◆ PROBLEM TO SOLVE ◆
Retype all the entries word for word, but omit the pictures.

(A run of records)
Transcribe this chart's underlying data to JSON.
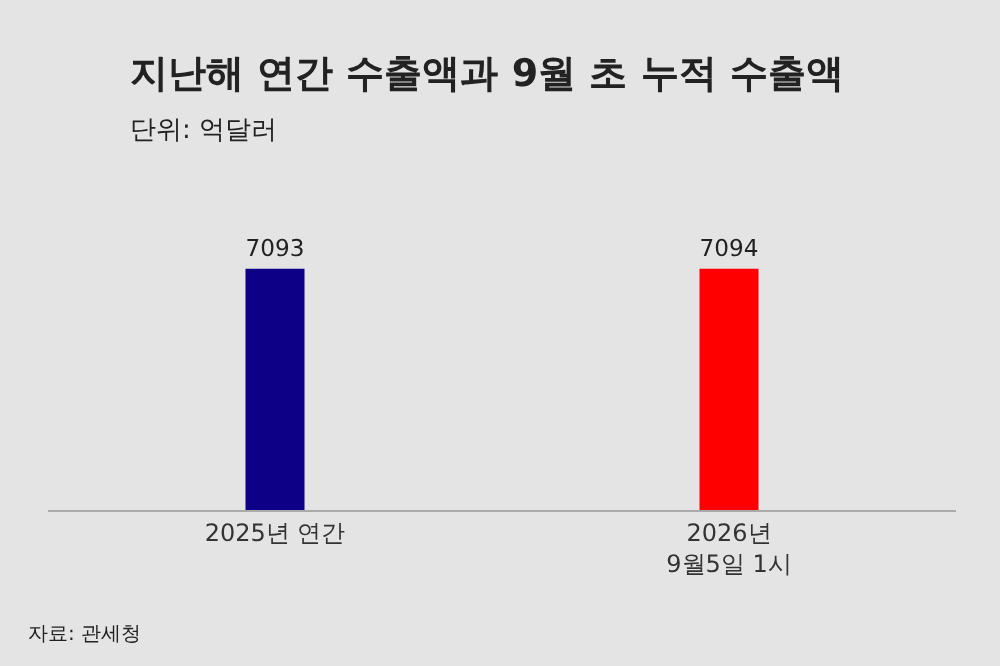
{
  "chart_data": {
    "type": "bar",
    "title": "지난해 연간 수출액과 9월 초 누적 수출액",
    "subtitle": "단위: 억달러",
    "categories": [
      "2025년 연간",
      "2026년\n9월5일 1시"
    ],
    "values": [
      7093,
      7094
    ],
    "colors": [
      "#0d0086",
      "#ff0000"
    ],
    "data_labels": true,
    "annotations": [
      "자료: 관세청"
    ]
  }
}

◆ ANSWER IN FULL ◆
Transcribe this chart's underlying data to JSON.
{
  "chart_data": {
    "type": "bar",
    "title": "지난해 연간 수출액과 9월 초 누적 수출액",
    "subtitle": "단위: 억달러",
    "categories": [
      "2025년 연간",
      "2026년\n9월5일 1시"
    ],
    "values": [
      7093,
      7094
    ],
    "colors": [
      "#0d0086",
      "#ff0000"
    ],
    "data_labels": true,
    "annotations": [
      "자료: 관세청"
    ]
  }
}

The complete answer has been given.